Raw records:
####################
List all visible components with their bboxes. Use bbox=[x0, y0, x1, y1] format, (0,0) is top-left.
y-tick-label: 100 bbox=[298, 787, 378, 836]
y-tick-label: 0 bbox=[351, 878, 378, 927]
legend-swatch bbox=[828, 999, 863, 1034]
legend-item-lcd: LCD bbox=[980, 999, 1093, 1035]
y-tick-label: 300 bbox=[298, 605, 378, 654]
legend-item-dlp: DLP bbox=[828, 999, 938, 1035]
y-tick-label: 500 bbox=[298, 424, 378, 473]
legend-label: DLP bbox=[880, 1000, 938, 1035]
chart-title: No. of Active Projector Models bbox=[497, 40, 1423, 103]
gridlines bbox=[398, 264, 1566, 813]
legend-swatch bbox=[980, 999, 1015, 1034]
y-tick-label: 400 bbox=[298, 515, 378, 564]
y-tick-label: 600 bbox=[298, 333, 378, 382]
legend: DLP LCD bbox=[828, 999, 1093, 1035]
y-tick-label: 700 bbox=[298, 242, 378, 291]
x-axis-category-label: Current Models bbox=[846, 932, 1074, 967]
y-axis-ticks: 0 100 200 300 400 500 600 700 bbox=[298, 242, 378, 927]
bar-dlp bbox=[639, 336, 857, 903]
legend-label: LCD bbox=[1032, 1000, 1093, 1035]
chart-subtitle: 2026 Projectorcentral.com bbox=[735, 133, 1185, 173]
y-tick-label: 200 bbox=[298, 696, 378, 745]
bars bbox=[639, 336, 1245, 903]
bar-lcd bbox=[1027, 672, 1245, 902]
####################
What needs to be done —
Copy out every line of the data above word for word, in the same order.

Result of this task —
List all visible components with their bboxes. Use bbox=[x0, y0, x1, y1] format, (0,0) is top-left.
y-tick-label: 100 bbox=[298, 787, 378, 836]
y-tick-label: 0 bbox=[351, 878, 378, 927]
legend-swatch bbox=[828, 999, 863, 1034]
legend-item-lcd: LCD bbox=[980, 999, 1093, 1035]
y-tick-label: 300 bbox=[298, 605, 378, 654]
legend-item-dlp: DLP bbox=[828, 999, 938, 1035]
y-tick-label: 500 bbox=[298, 424, 378, 473]
legend-label: DLP bbox=[880, 1000, 938, 1035]
chart-title: No. of Active Projector Models bbox=[497, 40, 1423, 103]
gridlines bbox=[398, 264, 1566, 813]
legend-swatch bbox=[980, 999, 1015, 1034]
y-tick-label: 400 bbox=[298, 515, 378, 564]
y-tick-label: 600 bbox=[298, 333, 378, 382]
legend: DLP LCD bbox=[828, 999, 1093, 1035]
y-tick-label: 700 bbox=[298, 242, 378, 291]
x-axis-category-label: Current Models bbox=[846, 932, 1074, 967]
y-axis-ticks: 0 100 200 300 400 500 600 700 bbox=[298, 242, 378, 927]
bar-dlp bbox=[639, 336, 857, 903]
legend-label: LCD bbox=[1032, 1000, 1093, 1035]
chart-subtitle: 2026 Projectorcentral.com bbox=[735, 133, 1185, 173]
y-tick-label: 200 bbox=[298, 696, 378, 745]
bars bbox=[639, 336, 1245, 903]
bar-lcd bbox=[1027, 672, 1245, 902]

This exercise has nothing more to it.